INSTRUCTION
Swap every "Circle shape" for "Dot shape" in the records below, keeping everything else unchanged. Leave the pictures out of your answer.

EXTRACTED MATERIAL
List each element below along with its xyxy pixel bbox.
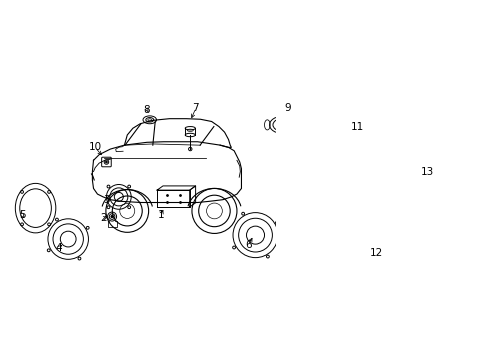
Text: 11: 11 xyxy=(350,122,364,131)
Text: 10: 10 xyxy=(88,142,102,152)
Text: 3: 3 xyxy=(103,195,109,205)
Circle shape xyxy=(105,161,107,163)
Text: 4: 4 xyxy=(56,243,62,252)
Text: 9: 9 xyxy=(284,103,290,113)
Text: 1: 1 xyxy=(158,210,164,220)
Text: 5: 5 xyxy=(19,210,25,220)
Text: 12: 12 xyxy=(369,248,382,258)
Circle shape xyxy=(111,215,113,218)
Text: 13: 13 xyxy=(420,167,433,176)
Text: 2: 2 xyxy=(100,213,107,223)
Text: 6: 6 xyxy=(244,240,251,250)
Text: 7: 7 xyxy=(192,103,199,113)
Ellipse shape xyxy=(147,119,151,121)
Text: 8: 8 xyxy=(143,105,150,115)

RESULT BELOW
List each element below along with its xyxy pixel bbox.
Text: 11: 11 xyxy=(350,122,364,131)
Text: 10: 10 xyxy=(88,142,102,152)
Text: 3: 3 xyxy=(103,195,109,205)
Dot shape xyxy=(105,161,107,163)
Text: 4: 4 xyxy=(56,243,62,252)
Text: 9: 9 xyxy=(284,103,290,113)
Text: 1: 1 xyxy=(158,210,164,220)
Text: 5: 5 xyxy=(19,210,25,220)
Text: 12: 12 xyxy=(369,248,382,258)
Dot shape xyxy=(111,215,113,218)
Text: 13: 13 xyxy=(420,167,433,176)
Text: 2: 2 xyxy=(100,213,107,223)
Text: 6: 6 xyxy=(244,240,251,250)
Text: 7: 7 xyxy=(192,103,199,113)
Ellipse shape xyxy=(147,119,151,121)
Text: 8: 8 xyxy=(143,105,150,115)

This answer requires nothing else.